- **Raw data**:
===

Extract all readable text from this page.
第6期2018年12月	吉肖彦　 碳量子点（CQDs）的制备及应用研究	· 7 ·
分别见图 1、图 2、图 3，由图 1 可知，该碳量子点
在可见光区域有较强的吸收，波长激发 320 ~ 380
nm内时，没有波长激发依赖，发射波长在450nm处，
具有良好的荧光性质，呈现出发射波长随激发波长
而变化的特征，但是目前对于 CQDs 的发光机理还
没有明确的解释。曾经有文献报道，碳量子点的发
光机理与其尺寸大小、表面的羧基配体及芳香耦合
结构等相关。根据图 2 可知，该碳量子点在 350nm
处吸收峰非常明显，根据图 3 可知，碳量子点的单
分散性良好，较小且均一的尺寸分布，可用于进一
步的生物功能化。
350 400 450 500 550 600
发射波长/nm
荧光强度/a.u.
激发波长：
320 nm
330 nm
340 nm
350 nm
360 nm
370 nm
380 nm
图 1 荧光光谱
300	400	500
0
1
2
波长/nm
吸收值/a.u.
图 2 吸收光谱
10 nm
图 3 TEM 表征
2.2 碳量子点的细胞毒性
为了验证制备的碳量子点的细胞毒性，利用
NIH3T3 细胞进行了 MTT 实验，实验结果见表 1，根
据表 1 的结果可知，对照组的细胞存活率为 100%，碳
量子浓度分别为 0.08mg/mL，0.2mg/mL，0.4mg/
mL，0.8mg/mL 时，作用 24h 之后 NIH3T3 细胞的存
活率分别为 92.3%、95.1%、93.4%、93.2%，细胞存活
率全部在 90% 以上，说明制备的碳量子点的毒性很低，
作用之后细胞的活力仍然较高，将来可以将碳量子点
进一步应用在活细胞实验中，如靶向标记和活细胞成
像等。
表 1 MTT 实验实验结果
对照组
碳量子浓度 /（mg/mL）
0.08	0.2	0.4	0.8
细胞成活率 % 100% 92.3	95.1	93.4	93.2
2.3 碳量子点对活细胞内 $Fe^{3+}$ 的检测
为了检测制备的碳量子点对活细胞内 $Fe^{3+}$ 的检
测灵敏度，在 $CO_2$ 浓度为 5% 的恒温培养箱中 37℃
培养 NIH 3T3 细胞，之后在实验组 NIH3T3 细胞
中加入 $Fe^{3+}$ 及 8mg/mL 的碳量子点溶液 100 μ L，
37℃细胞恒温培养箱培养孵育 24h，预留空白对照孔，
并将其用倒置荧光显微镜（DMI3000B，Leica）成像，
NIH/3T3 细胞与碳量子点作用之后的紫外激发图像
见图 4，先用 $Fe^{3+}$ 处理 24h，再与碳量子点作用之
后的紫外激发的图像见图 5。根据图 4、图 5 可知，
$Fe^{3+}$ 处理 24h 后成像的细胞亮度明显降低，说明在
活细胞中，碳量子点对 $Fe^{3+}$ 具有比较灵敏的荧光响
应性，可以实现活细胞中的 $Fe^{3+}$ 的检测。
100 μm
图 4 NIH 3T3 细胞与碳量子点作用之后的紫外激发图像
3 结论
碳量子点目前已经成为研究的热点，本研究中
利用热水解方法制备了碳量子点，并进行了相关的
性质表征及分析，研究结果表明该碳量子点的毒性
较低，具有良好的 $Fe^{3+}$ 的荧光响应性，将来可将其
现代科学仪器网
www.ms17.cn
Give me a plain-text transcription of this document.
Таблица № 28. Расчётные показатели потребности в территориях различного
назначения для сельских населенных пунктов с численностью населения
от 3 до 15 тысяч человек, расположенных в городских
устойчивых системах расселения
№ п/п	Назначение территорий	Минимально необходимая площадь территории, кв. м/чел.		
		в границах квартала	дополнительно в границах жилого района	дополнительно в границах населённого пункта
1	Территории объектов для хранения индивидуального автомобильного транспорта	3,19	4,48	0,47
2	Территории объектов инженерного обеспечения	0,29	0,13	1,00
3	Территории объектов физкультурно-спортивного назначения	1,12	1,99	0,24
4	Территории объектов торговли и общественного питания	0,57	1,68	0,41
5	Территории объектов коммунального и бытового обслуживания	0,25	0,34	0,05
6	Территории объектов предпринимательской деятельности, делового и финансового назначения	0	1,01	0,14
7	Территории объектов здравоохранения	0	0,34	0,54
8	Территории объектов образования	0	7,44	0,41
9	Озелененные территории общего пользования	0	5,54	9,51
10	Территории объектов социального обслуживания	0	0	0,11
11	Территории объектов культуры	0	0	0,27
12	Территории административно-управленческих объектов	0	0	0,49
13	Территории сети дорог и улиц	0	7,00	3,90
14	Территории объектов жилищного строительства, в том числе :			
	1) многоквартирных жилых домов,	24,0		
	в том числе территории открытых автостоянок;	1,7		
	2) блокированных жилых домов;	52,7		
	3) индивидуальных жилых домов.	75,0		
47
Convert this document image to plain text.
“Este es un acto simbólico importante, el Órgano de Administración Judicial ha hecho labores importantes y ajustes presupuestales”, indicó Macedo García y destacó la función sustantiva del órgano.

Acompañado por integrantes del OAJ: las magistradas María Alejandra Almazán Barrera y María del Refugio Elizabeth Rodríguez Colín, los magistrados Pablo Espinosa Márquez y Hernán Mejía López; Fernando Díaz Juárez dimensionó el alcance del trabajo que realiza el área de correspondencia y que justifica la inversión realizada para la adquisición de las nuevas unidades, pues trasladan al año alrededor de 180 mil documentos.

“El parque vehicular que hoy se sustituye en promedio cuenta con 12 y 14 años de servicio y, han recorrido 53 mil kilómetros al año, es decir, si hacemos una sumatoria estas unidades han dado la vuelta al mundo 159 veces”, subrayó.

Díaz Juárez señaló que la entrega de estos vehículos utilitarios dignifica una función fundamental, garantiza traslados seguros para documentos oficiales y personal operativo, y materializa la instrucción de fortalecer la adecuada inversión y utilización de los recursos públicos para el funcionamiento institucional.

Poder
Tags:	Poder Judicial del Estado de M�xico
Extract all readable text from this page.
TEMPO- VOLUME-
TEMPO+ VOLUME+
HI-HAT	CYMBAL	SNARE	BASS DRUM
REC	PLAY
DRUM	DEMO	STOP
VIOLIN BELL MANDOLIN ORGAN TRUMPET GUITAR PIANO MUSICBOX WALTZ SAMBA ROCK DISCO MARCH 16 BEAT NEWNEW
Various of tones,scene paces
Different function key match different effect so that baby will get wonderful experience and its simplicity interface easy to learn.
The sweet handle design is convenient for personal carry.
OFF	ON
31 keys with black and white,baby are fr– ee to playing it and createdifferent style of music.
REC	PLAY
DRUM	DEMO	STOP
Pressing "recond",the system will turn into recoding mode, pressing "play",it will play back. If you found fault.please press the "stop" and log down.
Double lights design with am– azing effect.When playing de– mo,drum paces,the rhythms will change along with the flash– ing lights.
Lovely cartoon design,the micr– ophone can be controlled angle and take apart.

===

- **Job**: Type out all of the material again, word for word.

- **The completed task**:
Extract all readable text from this page.
第6期2018年12月	吉肖彦　 碳量子点（CQDs）的制备及应用研究	· 7 ·
分别见图 1、图 2、图 3，由图 1 可知，该碳量子点
在可见光区域有较强的吸收，波长激发 320 ~ 380
nm内时，没有波长激发依赖，发射波长在450nm处，
具有良好的荧光性质，呈现出发射波长随激发波长
而变化的特征，但是目前对于 CQDs 的发光机理还
没有明确的解释。曾经有文献报道，碳量子点的发
光机理与其尺寸大小、表面的羧基配体及芳香耦合
结构等相关。根据图 2 可知，该碳量子点在 350nm
处吸收峰非常明显，根据图 3 可知，碳量子点的单
分散性良好，较小且均一的尺寸分布，可用于进一
步的生物功能化。
350 400 450 500 550 600
发射波长/nm
荧光强度/a.u.
激发波长：
320 nm
330 nm
340 nm
350 nm
360 nm
370 nm
380 nm
图 1 荧光光谱
300	400	500
0
1
2
波长/nm
吸收值/a.u.
图 2 吸收光谱
10 nm
图 3 TEM 表征
2.2 碳量子点的细胞毒性
为了验证制备的碳量子点的细胞毒性，利用
NIH3T3 细胞进行了 MTT 实验，实验结果见表 1，根
据表 1 的结果可知，对照组的细胞存活率为 100%，碳
量子浓度分别为 0.08mg/mL，0.2mg/mL，0.4mg/
mL，0.8mg/mL 时，作用 24h 之后 NIH3T3 细胞的存
活率分别为 92.3%、95.1%、93.4%、93.2%，细胞存活
率全部在 90% 以上，说明制备的碳量子点的毒性很低，
作用之后细胞的活力仍然较高，将来可以将碳量子点
进一步应用在活细胞实验中，如靶向标记和活细胞成
像等。
表 1 MTT 实验实验结果
对照组
碳量子浓度 /（mg/mL）
0.08	0.2	0.4	0.8
细胞成活率 % 100% 92.3	95.1	93.4	93.2
2.3 碳量子点对活细胞内 $Fe^{3+}$ 的检测
为了检测制备的碳量子点对活细胞内 $Fe^{3+}$ 的检
测灵敏度，在 $CO_2$ 浓度为 5% 的恒温培养箱中 37℃
培养 NIH 3T3 细胞，之后在实验组 NIH3T3 细胞
中加入 $Fe^{3+}$ 及 8mg/mL 的碳量子点溶液 100 μ L，
37℃细胞恒温培养箱培养孵育 24h，预留空白对照孔，
并将其用倒置荧光显微镜（DMI3000B，Leica）成像，
NIH/3T3 细胞与碳量子点作用之后的紫外激发图像
见图 4，先用 $Fe^{3+}$ 处理 24h，再与碳量子点作用之
后的紫外激发的图像见图 5。根据图 4、图 5 可知，
$Fe^{3+}$ 处理 24h 后成像的细胞亮度明显降低，说明在
活细胞中，碳量子点对 $Fe^{3+}$ 具有比较灵敏的荧光响
应性，可以实现活细胞中的 $Fe^{3+}$ 的检测。
100 μm
图 4 NIH 3T3 细胞与碳量子点作用之后的紫外激发图像
3 结论
碳量子点目前已经成为研究的热点，本研究中
利用热水解方法制备了碳量子点，并进行了相关的
性质表征及分析，研究结果表明该碳量子点的毒性
较低，具有良好的 $Fe^{3+}$ 的荧光响应性，将来可将其
现代科学仪器网
www.ms17.cn
Give me a plain-text transcription of this document.
Таблица № 28. Расчётные показатели потребности в территориях различного
назначения для сельских населенных пунктов с численностью населения
от 3 до 15 тысяч человек, расположенных в городских
устойчивых системах расселения
№ п/п	Назначение территорий	Минимально необходимая площадь территории, кв. м/чел.		
		в границах квартала	дополнительно в границах жилого района	дополнительно в границах населённого пункта
1	Территории объектов для хранения индивидуального автомобильного транспорта	3,19	4,48	0,47
2	Территории объектов инженерного обеспечения	0,29	0,13	1,00
3	Территории объектов физкультурно-спортивного назначения	1,12	1,99	0,24
4	Территории объектов торговли и общественного питания	0,57	1,68	0,41
5	Территории объектов коммунального и бытового обслуживания	0,25	0,34	0,05
6	Территории объектов предпринимательской деятельности, делового и финансового назначения	0	1,01	0,14
7	Территории объектов здравоохранения	0	0,34	0,54
8	Территории объектов образования	0	7,44	0,41
9	Озелененные территории общего пользования	0	5,54	9,51
10	Территории объектов социального обслуживания	0	0	0,11
11	Территории объектов культуры	0	0	0,27
12	Территории административно-управленческих объектов	0	0	0,49
13	Территории сети дорог и улиц	0	7,00	3,90
14	Территории объектов жилищного строительства, в том числе :			
	1) многоквартирных жилых домов,	24,0		
	в том числе территории открытых автостоянок;	1,7		
	2) блокированных жилых домов;	52,7		
	3) индивидуальных жилых домов.	75,0		
47
Convert this document image to plain text.
“Este es un acto simbólico importante, el Órgano de Administración Judicial ha hecho labores importantes y ajustes presupuestales”, indicó Macedo García y destacó la función sustantiva del órgano.

Acompañado por integrantes del OAJ: las magistradas María Alejandra Almazán Barrera y María del Refugio Elizabeth Rodríguez Colín, los magistrados Pablo Espinosa Márquez y Hernán Mejía López; Fernando Díaz Juárez dimensionó el alcance del trabajo que realiza el área de correspondencia y que justifica la inversión realizada para la adquisición de las nuevas unidades, pues trasladan al año alrededor de 180 mil documentos.

“El parque vehicular que hoy se sustituye en promedio cuenta con 12 y 14 años de servicio y, han recorrido 53 mil kilómetros al año, es decir, si hacemos una sumatoria estas unidades han dado la vuelta al mundo 159 veces”, subrayó.

Díaz Juárez señaló que la entrega de estos vehículos utilitarios dignifica una función fundamental, garantiza traslados seguros para documentos oficiales y personal operativo, y materializa la instrucción de fortalecer la adecuada inversión y utilización de los recursos públicos para el funcionamiento institucional.

Poder
Tags:	Poder Judicial del Estado de M�xico
Extract all readable text from this page.
TEMPO- VOLUME-
TEMPO+ VOLUME+
HI-HAT	CYMBAL	SNARE	BASS DRUM
REC	PLAY
DRUM	DEMO	STOP
VIOLIN BELL MANDOLIN ORGAN TRUMPET GUITAR PIANO MUSICBOX WALTZ SAMBA ROCK DISCO MARCH 16 BEAT NEWNEW
Various of tones,scene paces
Different function key match different effect so that baby will get wonderful experience and its simplicity interface easy to learn.
The sweet handle design is convenient for personal carry.
OFF	ON
31 keys with black and white,baby are fr– ee to playing it and createdifferent style of music.
REC	PLAY
DRUM	DEMO	STOP
Pressing "recond",the system will turn into recoding mode, pressing "play",it will play back. If you found fault.please press the "stop" and log down.
Double lights design with am– azing effect.When playing de– mo,drum paces,the rhythms will change along with the flash– ing lights.
Lovely cartoon design,the micr– ophone can be controlled angle and take apart.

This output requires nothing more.